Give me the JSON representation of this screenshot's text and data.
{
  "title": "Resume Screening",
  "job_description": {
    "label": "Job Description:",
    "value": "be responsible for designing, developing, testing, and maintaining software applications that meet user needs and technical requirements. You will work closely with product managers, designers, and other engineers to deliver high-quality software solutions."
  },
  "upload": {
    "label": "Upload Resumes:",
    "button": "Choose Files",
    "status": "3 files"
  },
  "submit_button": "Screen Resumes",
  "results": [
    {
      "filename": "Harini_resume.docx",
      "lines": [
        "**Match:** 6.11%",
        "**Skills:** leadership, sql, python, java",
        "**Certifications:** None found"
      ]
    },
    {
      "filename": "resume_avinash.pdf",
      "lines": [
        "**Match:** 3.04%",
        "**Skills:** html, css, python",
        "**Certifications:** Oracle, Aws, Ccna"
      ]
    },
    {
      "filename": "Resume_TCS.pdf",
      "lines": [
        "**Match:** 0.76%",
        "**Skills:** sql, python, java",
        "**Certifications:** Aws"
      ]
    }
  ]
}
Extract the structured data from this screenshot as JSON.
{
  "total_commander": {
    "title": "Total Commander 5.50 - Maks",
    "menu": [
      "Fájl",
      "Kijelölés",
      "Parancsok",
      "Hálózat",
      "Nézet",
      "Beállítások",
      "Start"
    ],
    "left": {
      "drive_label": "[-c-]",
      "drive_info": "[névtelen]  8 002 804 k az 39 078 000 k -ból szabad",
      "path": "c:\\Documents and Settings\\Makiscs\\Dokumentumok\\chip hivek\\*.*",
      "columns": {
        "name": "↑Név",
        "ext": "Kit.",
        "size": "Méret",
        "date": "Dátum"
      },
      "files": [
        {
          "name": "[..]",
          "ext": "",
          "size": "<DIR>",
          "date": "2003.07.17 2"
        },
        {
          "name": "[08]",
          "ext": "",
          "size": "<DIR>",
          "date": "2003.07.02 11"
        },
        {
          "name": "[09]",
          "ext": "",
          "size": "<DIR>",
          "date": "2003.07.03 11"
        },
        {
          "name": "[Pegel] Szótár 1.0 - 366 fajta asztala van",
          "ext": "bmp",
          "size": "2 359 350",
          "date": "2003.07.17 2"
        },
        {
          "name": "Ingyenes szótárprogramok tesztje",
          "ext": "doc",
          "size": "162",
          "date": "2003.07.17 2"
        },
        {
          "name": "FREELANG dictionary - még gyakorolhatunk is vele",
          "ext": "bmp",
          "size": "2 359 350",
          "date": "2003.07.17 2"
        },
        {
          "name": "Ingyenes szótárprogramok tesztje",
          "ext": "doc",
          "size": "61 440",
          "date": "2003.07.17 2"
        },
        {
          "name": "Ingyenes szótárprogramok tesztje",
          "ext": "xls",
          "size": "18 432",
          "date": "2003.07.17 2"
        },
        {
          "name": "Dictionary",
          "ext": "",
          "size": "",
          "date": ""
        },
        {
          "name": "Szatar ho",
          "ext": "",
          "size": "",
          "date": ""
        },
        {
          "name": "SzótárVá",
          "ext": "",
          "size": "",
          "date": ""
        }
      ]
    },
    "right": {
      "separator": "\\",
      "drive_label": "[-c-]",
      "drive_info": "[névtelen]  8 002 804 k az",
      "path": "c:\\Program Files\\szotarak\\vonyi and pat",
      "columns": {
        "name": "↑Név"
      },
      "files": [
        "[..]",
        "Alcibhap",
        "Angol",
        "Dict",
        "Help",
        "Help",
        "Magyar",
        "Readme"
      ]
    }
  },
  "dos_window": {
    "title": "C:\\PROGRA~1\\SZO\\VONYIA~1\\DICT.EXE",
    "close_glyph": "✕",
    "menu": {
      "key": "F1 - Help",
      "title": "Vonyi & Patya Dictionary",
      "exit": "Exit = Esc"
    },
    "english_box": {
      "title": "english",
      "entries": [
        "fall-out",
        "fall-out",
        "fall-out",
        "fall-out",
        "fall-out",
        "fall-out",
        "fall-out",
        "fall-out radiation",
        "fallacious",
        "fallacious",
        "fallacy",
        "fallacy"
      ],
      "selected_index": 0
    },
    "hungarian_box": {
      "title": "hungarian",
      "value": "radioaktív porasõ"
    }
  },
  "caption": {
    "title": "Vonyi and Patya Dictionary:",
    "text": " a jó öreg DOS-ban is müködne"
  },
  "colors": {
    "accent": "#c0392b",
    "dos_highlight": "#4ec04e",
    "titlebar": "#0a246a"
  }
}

Directive: Determine the count of lines in the data above with the string "névtelen" in them, and give that count alone.

Output of the task: 2